═════ Extracted material

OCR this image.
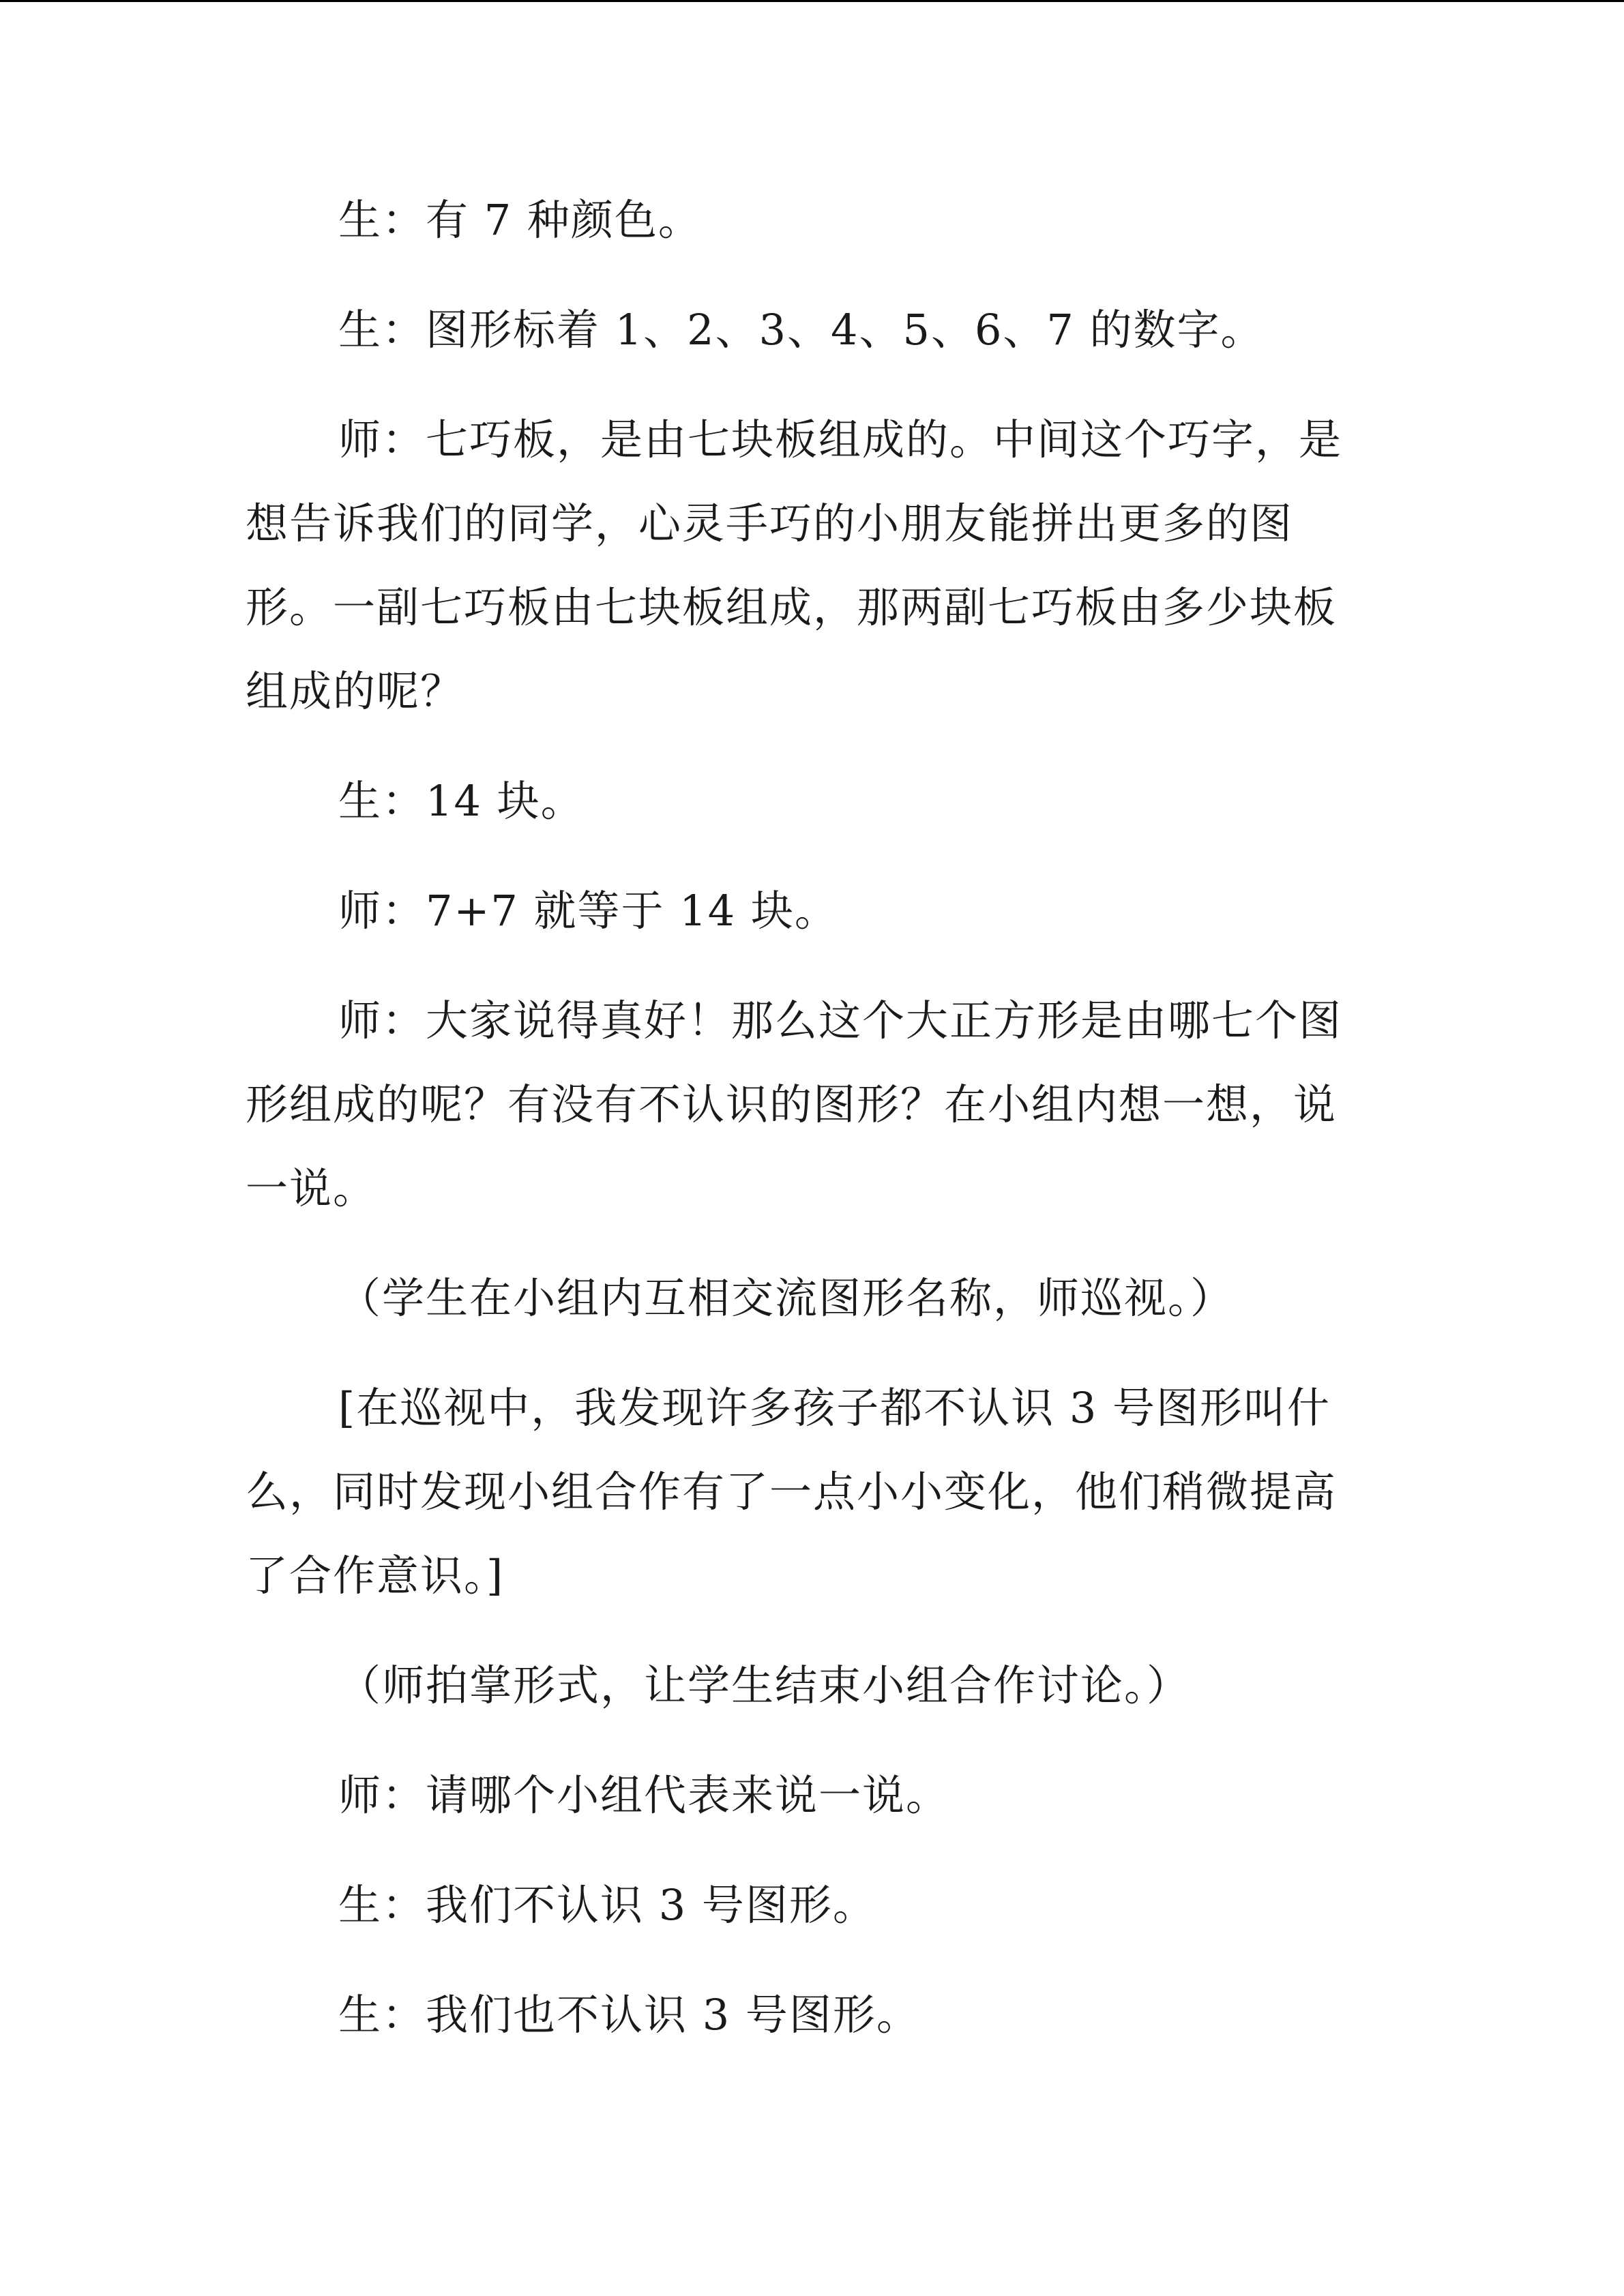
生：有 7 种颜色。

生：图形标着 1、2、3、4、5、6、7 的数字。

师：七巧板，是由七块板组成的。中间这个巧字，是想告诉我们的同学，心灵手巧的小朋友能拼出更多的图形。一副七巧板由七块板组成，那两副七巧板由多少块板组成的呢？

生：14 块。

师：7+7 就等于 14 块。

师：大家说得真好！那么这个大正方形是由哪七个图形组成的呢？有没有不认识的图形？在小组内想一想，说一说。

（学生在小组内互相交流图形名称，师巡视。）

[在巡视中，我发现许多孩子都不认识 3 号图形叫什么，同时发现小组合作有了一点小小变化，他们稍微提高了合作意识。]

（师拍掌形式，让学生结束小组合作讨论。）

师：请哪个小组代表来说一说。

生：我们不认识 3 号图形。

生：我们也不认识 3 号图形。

══════════

### What is needed
With the pictures omitted, reproduce the records in full and exactly.

### The reply
OCR this image.
生：有 7 种颜色。

生：图形标着 1、2、3、4、5、6、7 的数字。

师：七巧板，是由七块板组成的。中间这个巧字，是想告诉我们的同学，心灵手巧的小朋友能拼出更多的图形。一副七巧板由七块板组成，那两副七巧板由多少块板组成的呢？

生：14 块。

师：7+7 就等于 14 块。

师：大家说得真好！那么这个大正方形是由哪七个图形组成的呢？有没有不认识的图形？在小组内想一想，说一说。

（学生在小组内互相交流图形名称，师巡视。）

[在巡视中，我发现许多孩子都不认识 3 号图形叫什么，同时发现小组合作有了一点小小变化，他们稍微提高了合作意识。]

（师拍掌形式，让学生结束小组合作讨论。）

师：请哪个小组代表来说一说。

生：我们不认识 3 号图形。

生：我们也不认识 3 号图形。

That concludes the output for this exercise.